### YOUR TASK
Leave out the pictures and transcribe the rest of the records exactly.

(Saved data entries)
** start **

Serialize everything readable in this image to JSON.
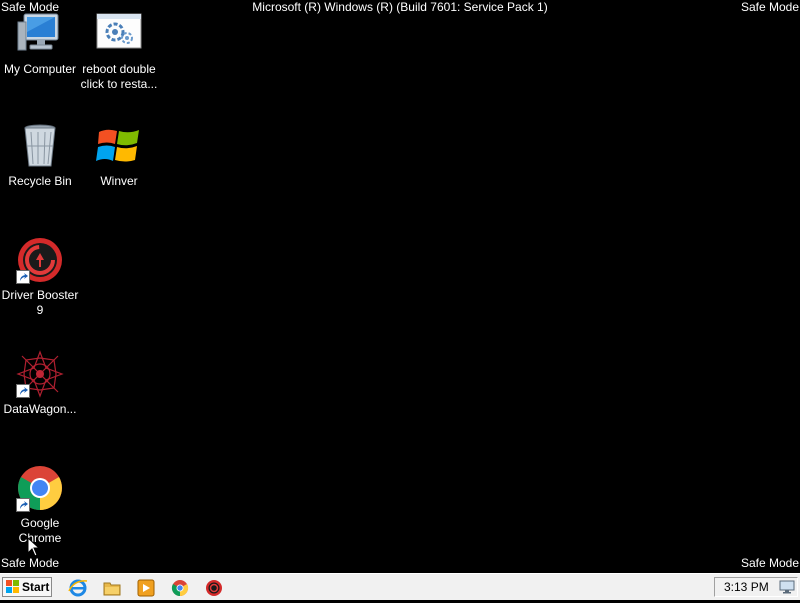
{
  "safe_mode": {
    "top_left": "Safe Mode",
    "top_right": "Safe Mode",
    "bottom_left": "Safe Mode",
    "bottom_right": "Safe Mode"
  },
  "windows_version": "Microsoft (R) Windows (R) (Build 7601: Service Pack 1)",
  "desktop_icons": [
    {
      "label": "My Computer",
      "icon": "computer-icon"
    },
    {
      "label": "reboot double click to resta...",
      "icon": "script-file-icon"
    },
    {
      "label": "Recycle Bin",
      "icon": "recycle-bin-icon"
    },
    {
      "label": "Winver",
      "icon": "windows-logo-icon"
    },
    {
      "label": "Driver Booster 9",
      "icon": "driver-booster-icon",
      "shortcut": true
    },
    {
      "label": "DataWagon...",
      "icon": "datawagon-icon",
      "shortcut": true
    },
    {
      "label": "Google Chrome",
      "icon": "chrome-icon",
      "shortcut": true
    }
  ],
  "taskbar": {
    "start_label": "Start",
    "pinned": [
      {
        "name": "internet-explorer-icon"
      },
      {
        "name": "file-explorer-icon"
      },
      {
        "name": "media-player-icon"
      },
      {
        "name": "chrome-icon"
      },
      {
        "name": "driver-booster-icon"
      }
    ],
    "clock": "3:13 PM"
  },
  "colors": {
    "desktop_background": "#000000",
    "taskbar_background": "#f1f1f1"
  }
}
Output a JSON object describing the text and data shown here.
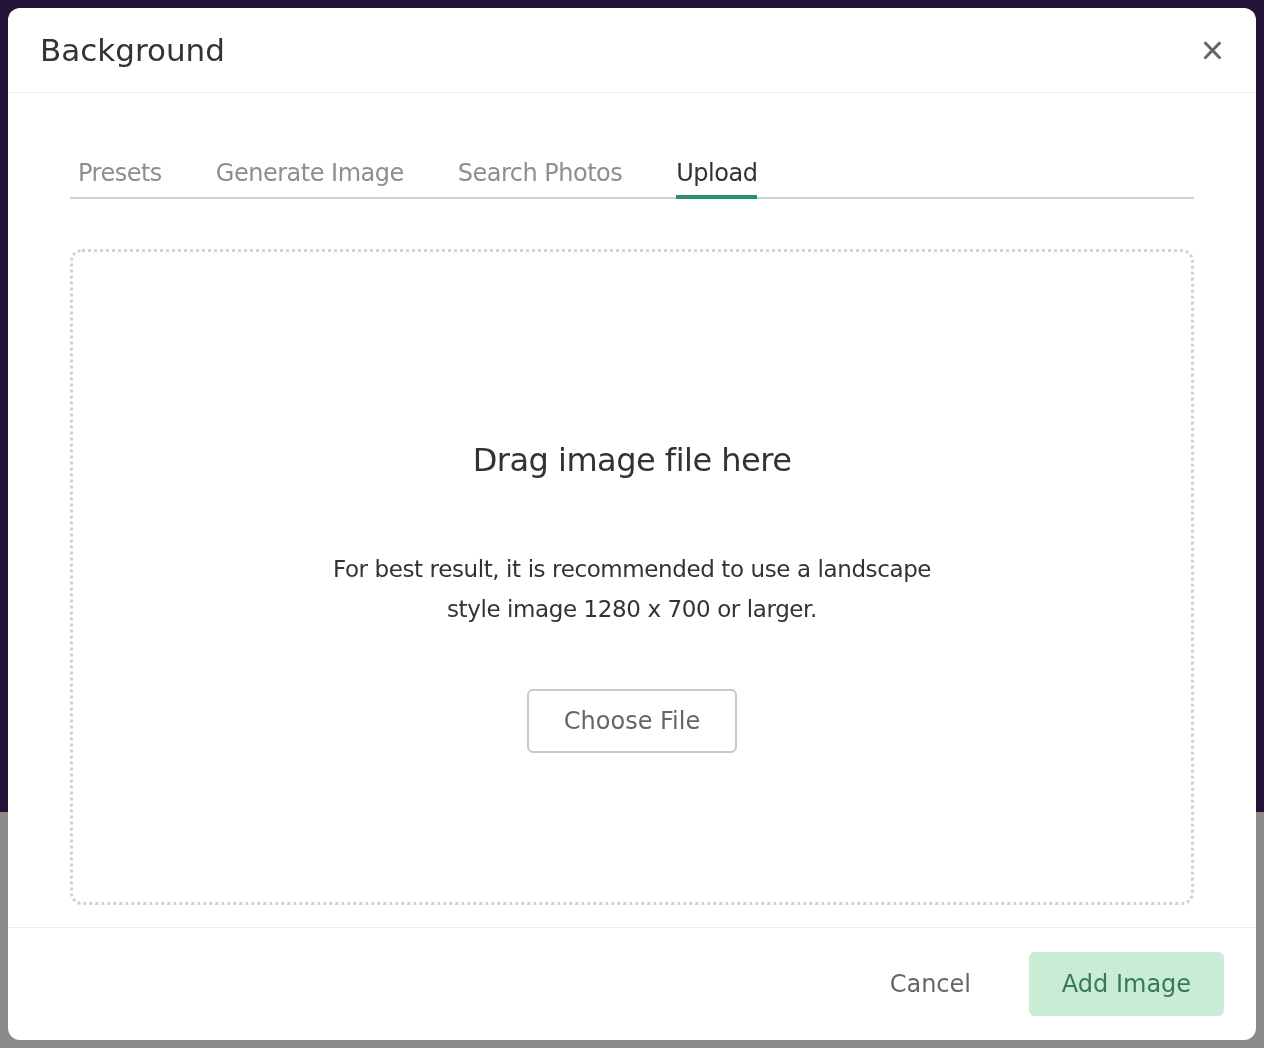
{
  "dialog": {
    "title": "Background",
    "close_icon": "×"
  },
  "tabs": [
    {
      "label": "Presets",
      "selected": false
    },
    {
      "label": "Generate Image",
      "selected": false
    },
    {
      "label": "Search Photos",
      "selected": false
    },
    {
      "label": "Upload",
      "selected": true
    }
  ],
  "dropzone": {
    "heading": "Drag image file here",
    "hint": "For best result, it is recommended to use a landscape style image 1280 x 700 or larger.",
    "button": "Choose File"
  },
  "footer": {
    "buttons": [
      {
        "label": "Cancel",
        "kind": "text",
        "disabled": false
      },
      {
        "label": "Add Image",
        "kind": "primary",
        "disabled": true
      }
    ]
  }
}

** end **

### CORRECT RESPONSE
Serialize everything readable in this image to JSON.
{
  "safe_mode": {
    "top_left": "Safe Mode",
    "top_right": "Safe Mode",
    "bottom_left": "Safe Mode",
    "bottom_right": "Safe Mode"
  },
  "windows_version": "Microsoft (R) Windows (R) (Build 7601: Service Pack 1)",
  "desktop_icons": [
    {
      "label": "My Computer",
      "icon": "computer-icon"
    },
    {
      "label": "reboot double click to resta...",
      "icon": "script-file-icon"
    },
    {
      "label": "Recycle Bin",
      "icon": "recycle-bin-icon"
    },
    {
      "label": "Winver",
      "icon": "windows-logo-icon"
    },
    {
      "label": "Driver Booster 9",
      "icon": "driver-booster-icon",
      "shortcut": true
    },
    {
      "label": "DataWagon...",
      "icon": "datawagon-icon",
      "shortcut": true
    },
    {
      "label": "Google Chrome",
      "icon": "chrome-icon",
      "shortcut": true
    }
  ],
  "taskbar": {
    "start_label": "Start",
    "pinned": [
      {
        "name": "internet-explorer-icon"
      },
      {
        "name": "file-explorer-icon"
      },
      {
        "name": "media-player-icon"
      },
      {
        "name": "chrome-icon"
      },
      {
        "name": "driver-booster-icon"
      }
    ],
    "clock": "3:13 PM"
  },
  "colors": {
    "desktop_background": "#000000",
    "taskbar_background": "#f1f1f1"
  }
}
Output a JSON object describing the text and data shown here.
{
  "dialog": {
    "title": "Background",
    "close_icon": "×"
  },
  "tabs": [
    {
      "label": "Presets",
      "selected": false
    },
    {
      "label": "Generate Image",
      "selected": false
    },
    {
      "label": "Search Photos",
      "selected": false
    },
    {
      "label": "Upload",
      "selected": true
    }
  ],
  "dropzone": {
    "heading": "Drag image file here",
    "hint": "For best result, it is recommended to use a landscape style image 1280 x 700 or larger.",
    "button": "Choose File"
  },
  "footer": {
    "buttons": [
      {
        "label": "Cancel",
        "kind": "text",
        "disabled": false
      },
      {
        "label": "Add Image",
        "kind": "primary",
        "disabled": true
      }
    ]
  }
}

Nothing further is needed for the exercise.